Direction. Below are the records. Reproduce exactly the lines from the one containing "What data populates" through the final line, and omit any pictures.

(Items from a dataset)
--- --- ---

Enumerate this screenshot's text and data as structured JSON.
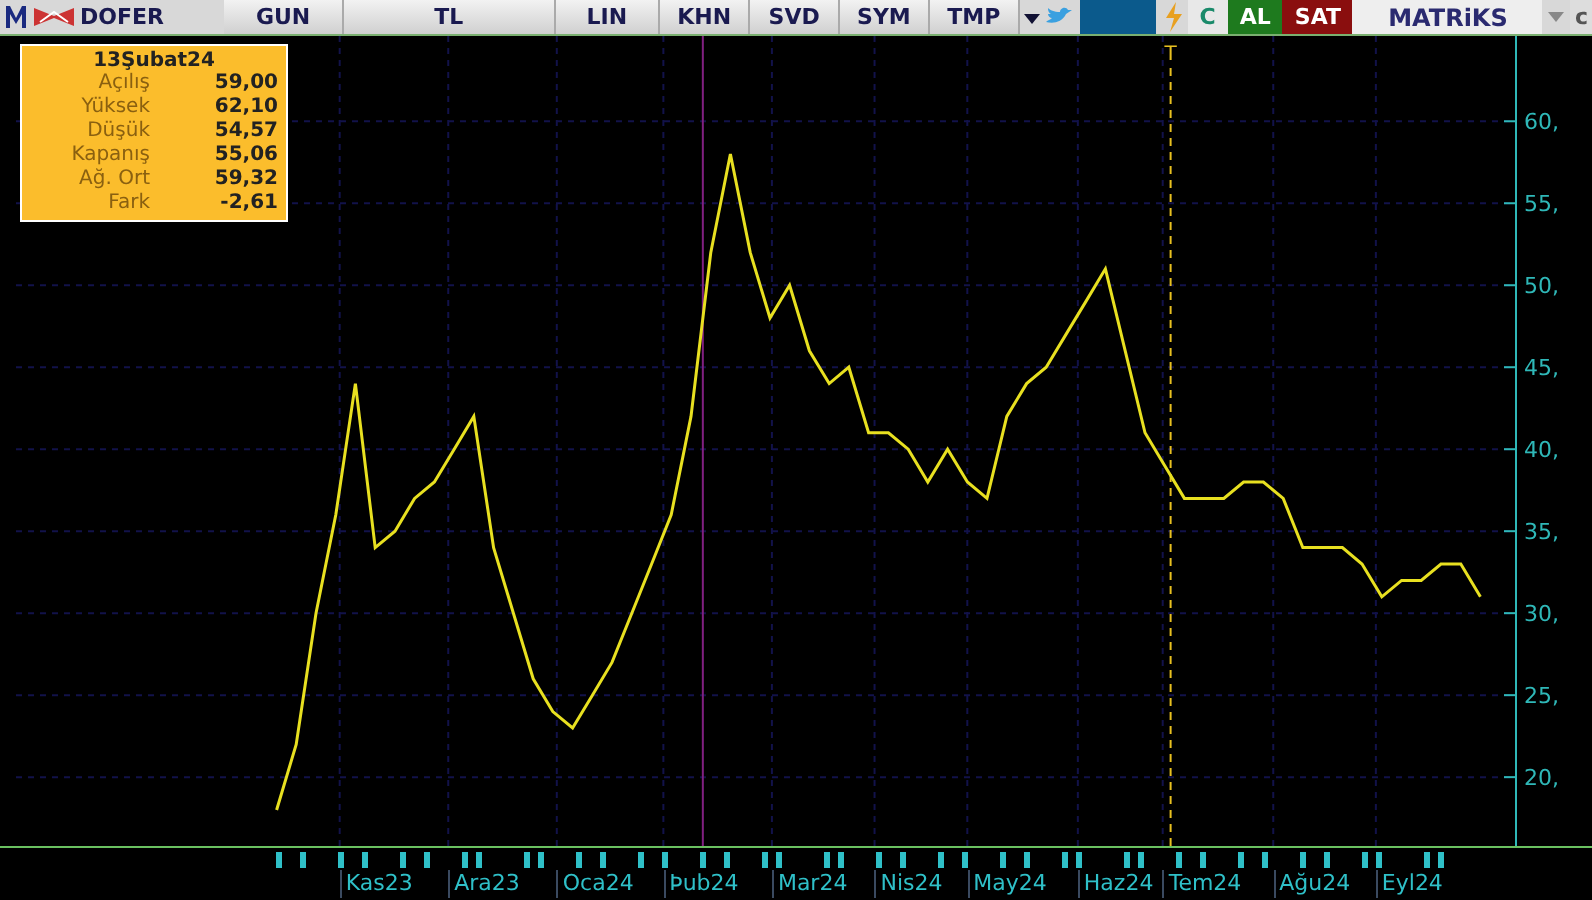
{
  "toolbar": {
    "symbol": "DOFER",
    "buttons": [
      "GUN",
      "TL",
      "LIN",
      "KHN",
      "SVD",
      "SYM",
      "TMP"
    ],
    "refresh_label": "C",
    "buy_label": "AL",
    "sell_label": "SAT",
    "brand": "MATRiKS",
    "edge_label": "c"
  },
  "info_box": {
    "date": "13Şubat24",
    "rows": [
      {
        "label": "Açılış",
        "value": "59,00"
      },
      {
        "label": "Yüksek",
        "value": "62,10"
      },
      {
        "label": "Düşük",
        "value": "54,57"
      },
      {
        "label": "Kapanış",
        "value": "55,06"
      },
      {
        "label": "Ağ. Ort",
        "value": "59,32"
      },
      {
        "label": "Fark",
        "value": "-2,61"
      }
    ]
  },
  "chart": {
    "marker_label": "T",
    "months": [
      "Kas23",
      "Ara23",
      "Oca24",
      "Þub24",
      "Mar24",
      "Nis24",
      "May24",
      "Haz24",
      "Tem24",
      "Ağu24",
      "Eyl24"
    ],
    "chart_data": {
      "type": "line",
      "grid": true,
      "ylim": [
        15.8,
        65.2
      ],
      "yticks": [
        {
          "value": 20,
          "label": "20,"
        },
        {
          "value": 25,
          "label": "25,"
        },
        {
          "value": 30,
          "label": "30,"
        },
        {
          "value": 35,
          "label": "35,"
        },
        {
          "value": 40,
          "label": "40,"
        },
        {
          "value": 45,
          "label": "45,"
        },
        {
          "value": 50,
          "label": "50,"
        },
        {
          "value": 55,
          "label": "55,"
        },
        {
          "value": 60,
          "label": "60,"
        }
      ],
      "series": [
        {
          "color": "#e8e020",
          "values": [
            18,
            22,
            30,
            36,
            44,
            34,
            35,
            37,
            38,
            40,
            42,
            34,
            30,
            26,
            24,
            23,
            25,
            27,
            30,
            33,
            36,
            42,
            52,
            58,
            52,
            48,
            50,
            46,
            44,
            45,
            41,
            41,
            40,
            38,
            40,
            38,
            37,
            42,
            44,
            45,
            47,
            49,
            51,
            46,
            41,
            39,
            37,
            37,
            37,
            38,
            38,
            37,
            34,
            34,
            34,
            33,
            31,
            32,
            32,
            33,
            33,
            31
          ]
        }
      ]
    }
  }
}
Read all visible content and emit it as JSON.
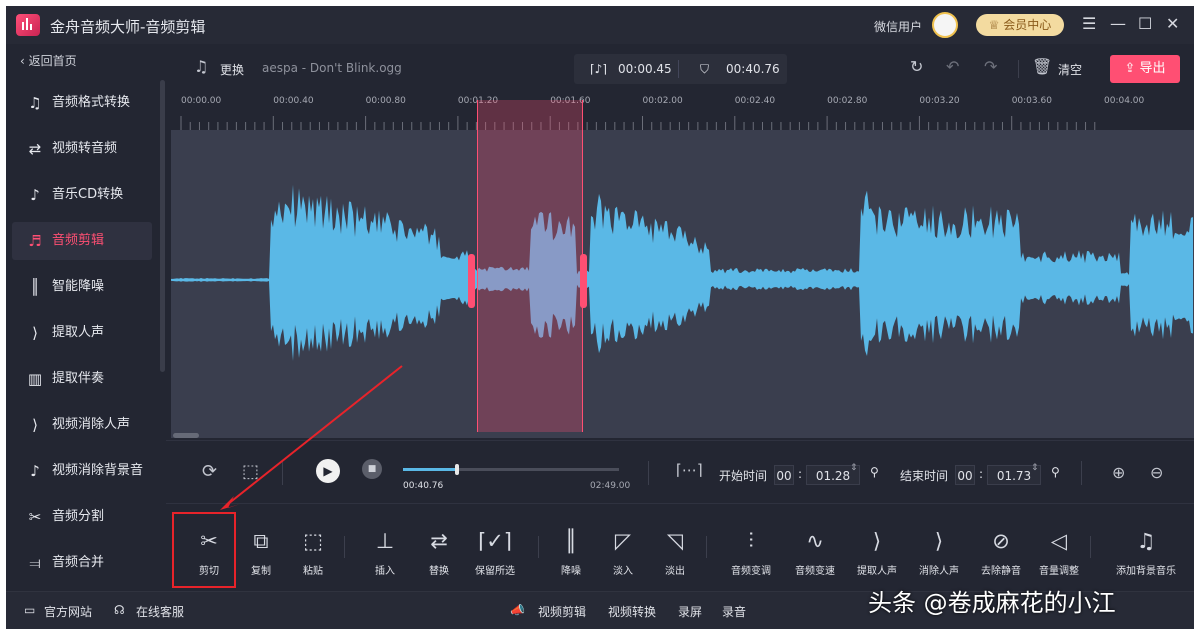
{
  "app": {
    "title": "金舟音频大师-音频剪辑",
    "user_label": "微信用户",
    "vip_label": "会员中心",
    "window_controls": [
      "menu-icon",
      "minimize-icon",
      "maximize-icon",
      "close-icon"
    ]
  },
  "sidebar": {
    "back_label": "返回首页",
    "items": [
      {
        "label": "音频格式转换",
        "icon": "♫"
      },
      {
        "label": "视频转音频",
        "icon": "⇄"
      },
      {
        "label": "音乐CD转换",
        "icon": "♪"
      },
      {
        "label": "音频剪辑",
        "icon": "♬",
        "active": true
      },
      {
        "label": "智能降噪",
        "icon": "║"
      },
      {
        "label": "提取人声",
        "icon": "⟩"
      },
      {
        "label": "提取伴奏",
        "icon": "▥"
      },
      {
        "label": "视频消除人声",
        "icon": "⟩"
      },
      {
        "label": "视频消除背景音",
        "icon": "♪"
      },
      {
        "label": "音频分割",
        "icon": "✂"
      },
      {
        "label": "音频合并",
        "icon": "⫤"
      }
    ]
  },
  "toolbar": {
    "replace_label": "更换",
    "file_name": "aespa - Don't Blink.ogg",
    "selection_duration": "00:00.45",
    "total_duration": "00:40.76",
    "clear_label": "清空",
    "export_label": "导出"
  },
  "ruler": {
    "ticks": [
      "00:00.00",
      "00:00.40",
      "00:00.80",
      "00:01.20",
      "00:01.60",
      "00:02.00",
      "00:02.40",
      "00:02.80",
      "00:03.20",
      "00:03.60",
      "00:04.00"
    ]
  },
  "transport": {
    "current_time": "00:40.76",
    "end_time": "02:49.00",
    "progress": 0.25,
    "start_label": "开始时间",
    "start_min": "00",
    "start_sec": "01.28",
    "end_label": "结束时间",
    "end_min": "00",
    "end_sec": "01.73",
    "zoom_in": "zoom-in-icon",
    "zoom_out": "zoom-out-icon"
  },
  "tools": [
    {
      "label": "剪切",
      "icon": "✂"
    },
    {
      "label": "复制",
      "icon": "⧉"
    },
    {
      "label": "粘贴",
      "icon": "⬚"
    },
    {
      "label": "插入",
      "icon": "⊥"
    },
    {
      "label": "替换",
      "icon": "⇄"
    },
    {
      "label": "保留所选",
      "icon": "⌈✓⌉"
    },
    {
      "label": "降噪",
      "icon": "║"
    },
    {
      "label": "淡入",
      "icon": "◸"
    },
    {
      "label": "淡出",
      "icon": "◹"
    },
    {
      "label": "音频变调",
      "icon": "⫶"
    },
    {
      "label": "音频变速",
      "icon": "∿"
    },
    {
      "label": "提取人声",
      "icon": "⟩"
    },
    {
      "label": "消除人声",
      "icon": "⟩"
    },
    {
      "label": "去除静音",
      "icon": "⊘"
    },
    {
      "label": "音量调整",
      "icon": "◁"
    },
    {
      "label": "添加背景音乐",
      "icon": "♫"
    }
  ],
  "bottom": {
    "website": "官方网站",
    "service": "在线客服",
    "links": [
      "视频剪辑",
      "视频转换",
      "录屏",
      "录音"
    ]
  },
  "watermark": "头条 @卷成麻花的小江",
  "colors": {
    "accent": "#ff4f73",
    "wave": "#5ab8e6",
    "background": "#232632"
  }
}
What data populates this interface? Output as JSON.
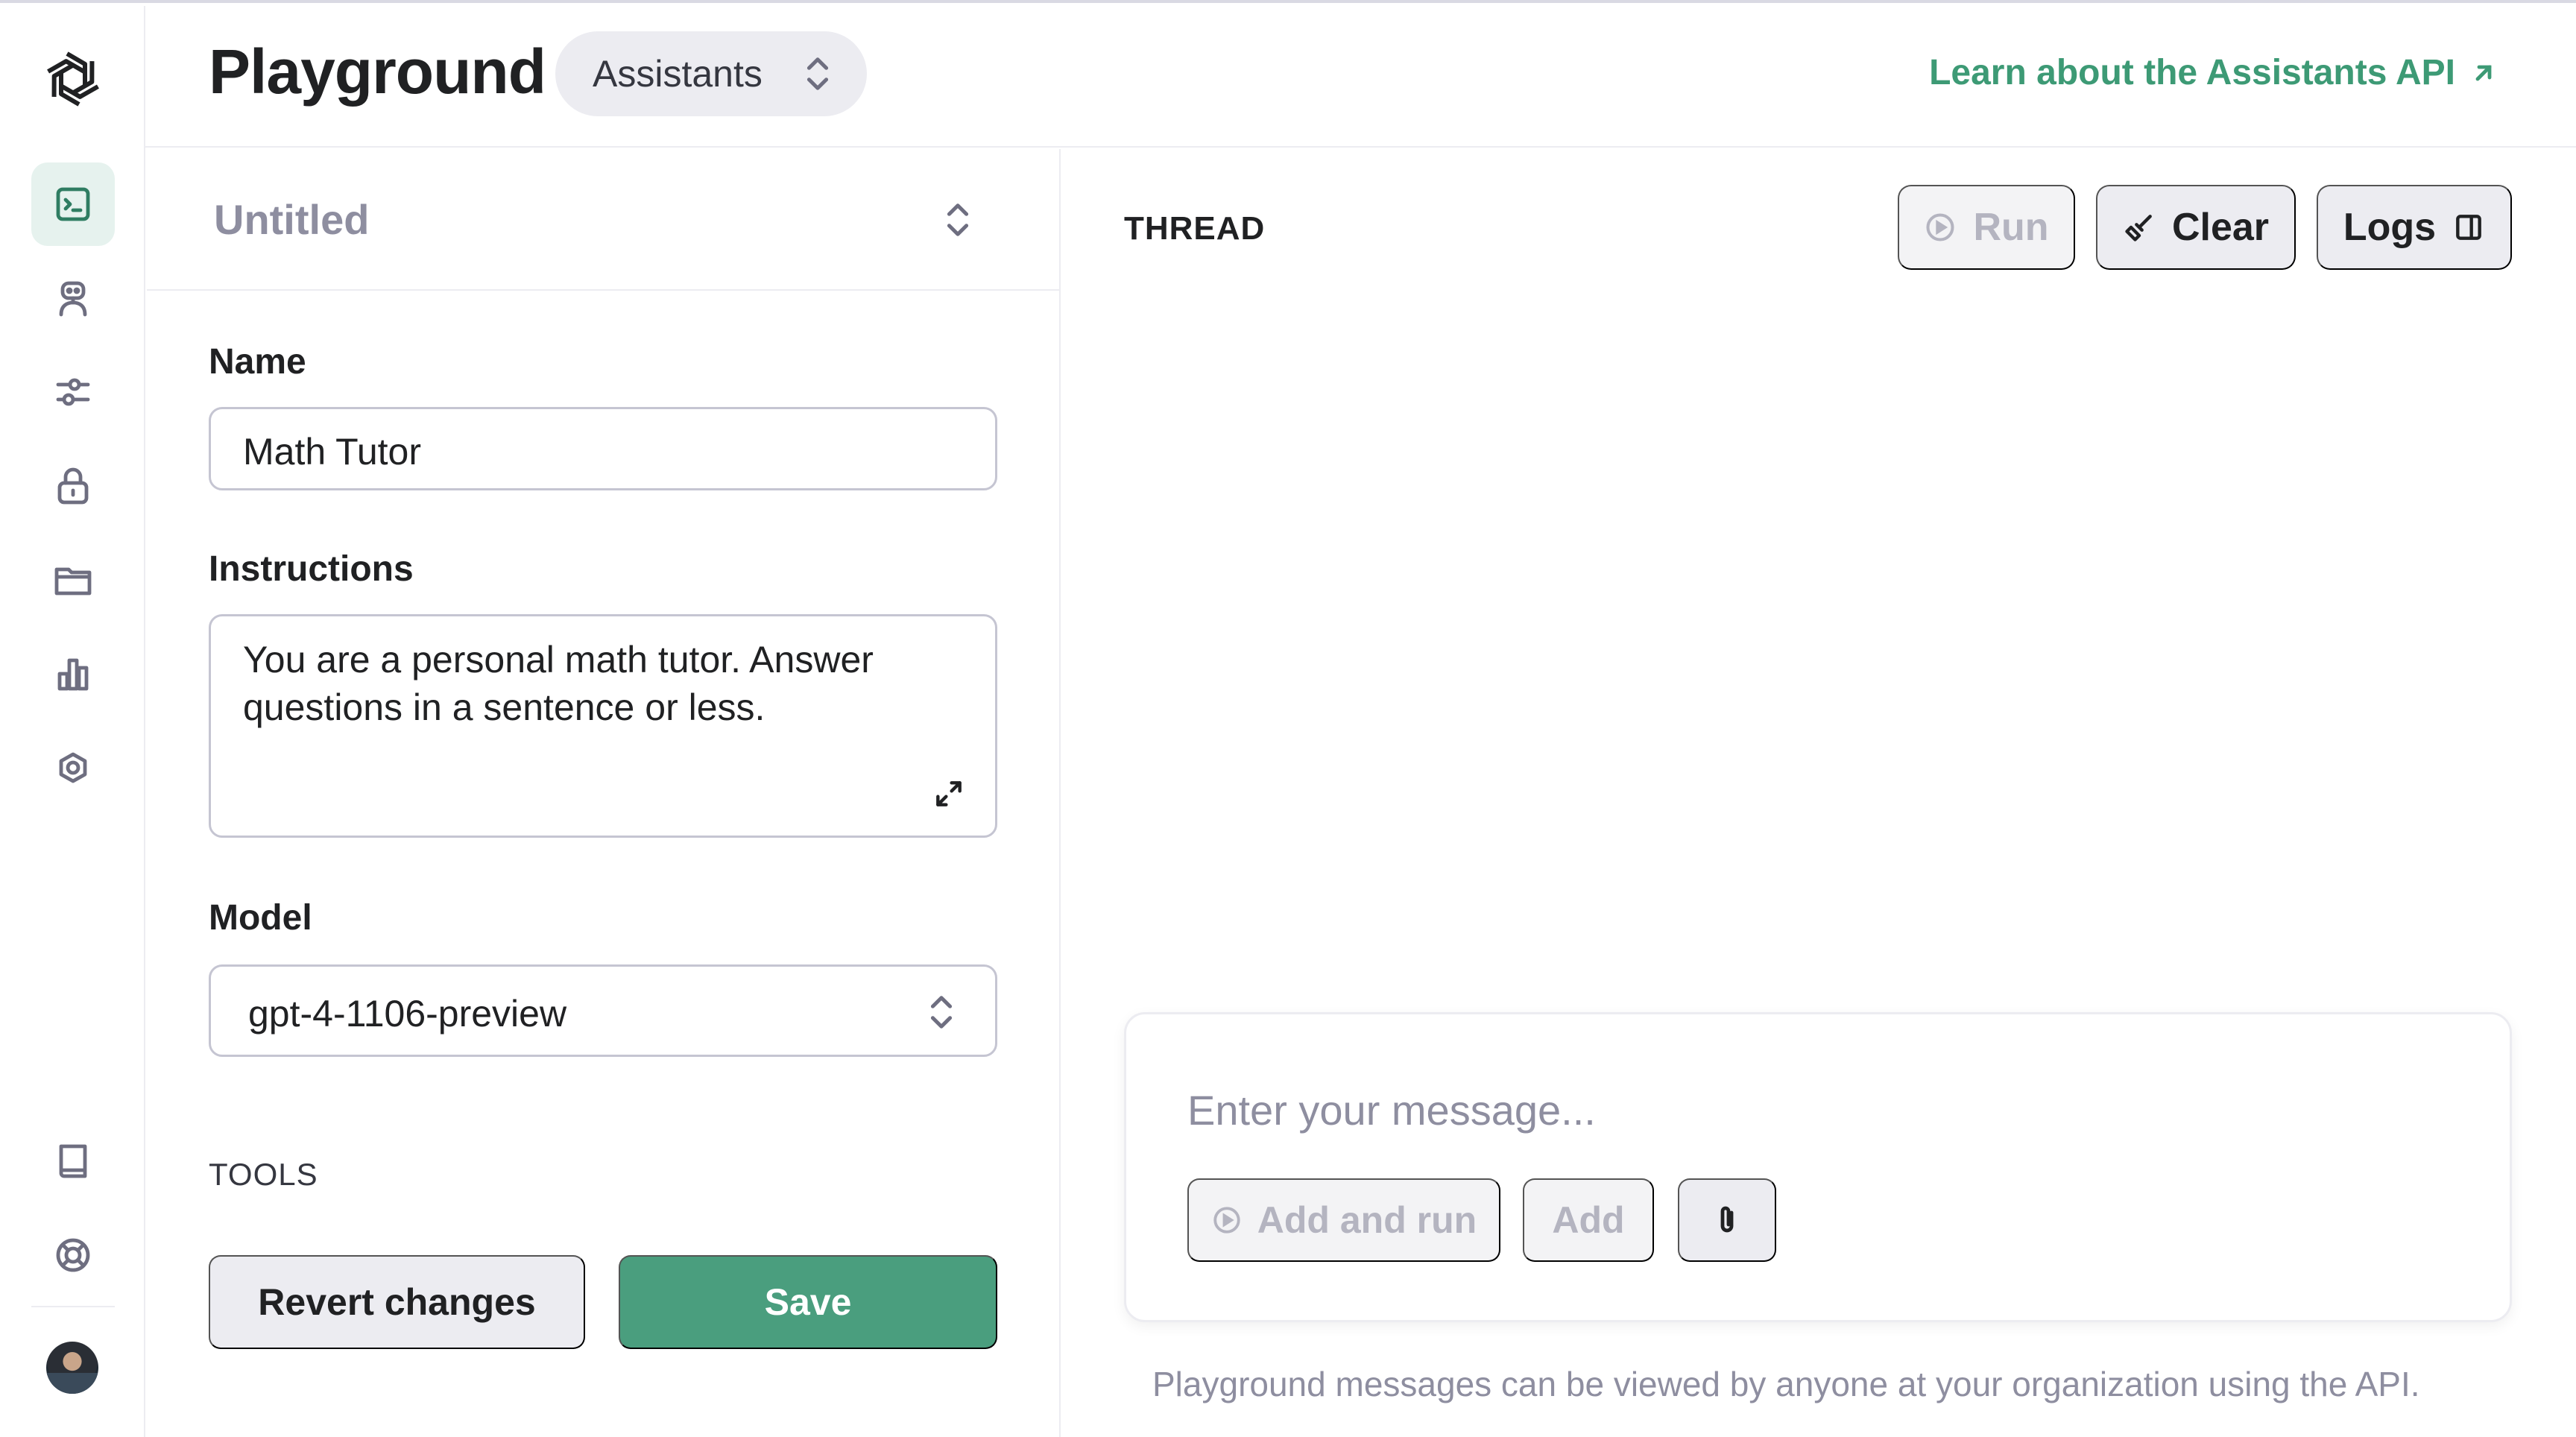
{
  "header": {
    "title": "Playground",
    "mode": "Assistants",
    "learn_link": "Learn about the Assistants API"
  },
  "sidebar": {
    "items": [
      {
        "icon": "terminal-icon",
        "active": true
      },
      {
        "icon": "robot-icon",
        "active": false
      },
      {
        "icon": "sliders-icon",
        "active": false
      },
      {
        "icon": "lock-icon",
        "active": false
      },
      {
        "icon": "folder-icon",
        "active": false
      },
      {
        "icon": "bar-chart-icon",
        "active": false
      },
      {
        "icon": "gear-icon",
        "active": false
      }
    ],
    "bottom_items": [
      {
        "icon": "book-icon"
      },
      {
        "icon": "help-lifebuoy-icon"
      }
    ]
  },
  "assistant": {
    "name": "Untitled",
    "name_label": "Name",
    "name_value": "Math Tutor",
    "instructions_label": "Instructions",
    "instructions_value": "You are a personal math tutor. Answer questions in a sentence or less.",
    "model_label": "Model",
    "model_value": "gpt-4-1106-preview",
    "tools_label": "TOOLS",
    "revert_label": "Revert changes",
    "save_label": "Save"
  },
  "thread": {
    "label": "THREAD",
    "run_label": "Run",
    "clear_label": "Clear",
    "logs_label": "Logs",
    "message_placeholder": "Enter your message...",
    "add_and_run_label": "Add and run",
    "add_label": "Add",
    "footer_note": "Playground messages can be viewed by anyone at your organization using the API."
  },
  "colors": {
    "accent": "#4a9e7e",
    "link": "#3d9a75",
    "active_nav_bg": "#e6f2ee",
    "button_bg": "#ececf1",
    "muted_text": "#8e8ea0"
  }
}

--- --- ---

Expected output.
What data populates this interface? Output as JSON.
{
  "header": {
    "title": "Playground",
    "mode": "Assistants",
    "learn_link": "Learn about the Assistants API"
  },
  "sidebar": {
    "items": [
      {
        "icon": "terminal-icon",
        "active": true
      },
      {
        "icon": "robot-icon",
        "active": false
      },
      {
        "icon": "sliders-icon",
        "active": false
      },
      {
        "icon": "lock-icon",
        "active": false
      },
      {
        "icon": "folder-icon",
        "active": false
      },
      {
        "icon": "bar-chart-icon",
        "active": false
      },
      {
        "icon": "gear-icon",
        "active": false
      }
    ],
    "bottom_items": [
      {
        "icon": "book-icon"
      },
      {
        "icon": "help-lifebuoy-icon"
      }
    ]
  },
  "assistant": {
    "name": "Untitled",
    "name_label": "Name",
    "name_value": "Math Tutor",
    "instructions_label": "Instructions",
    "instructions_value": "You are a personal math tutor. Answer questions in a sentence or less.",
    "model_label": "Model",
    "model_value": "gpt-4-1106-preview",
    "tools_label": "TOOLS",
    "revert_label": "Revert changes",
    "save_label": "Save"
  },
  "thread": {
    "label": "THREAD",
    "run_label": "Run",
    "clear_label": "Clear",
    "logs_label": "Logs",
    "message_placeholder": "Enter your message...",
    "add_and_run_label": "Add and run",
    "add_label": "Add",
    "footer_note": "Playground messages can be viewed by anyone at your organization using the API."
  },
  "colors": {
    "accent": "#4a9e7e",
    "link": "#3d9a75",
    "active_nav_bg": "#e6f2ee",
    "button_bg": "#ececf1",
    "muted_text": "#8e8ea0"
  }
}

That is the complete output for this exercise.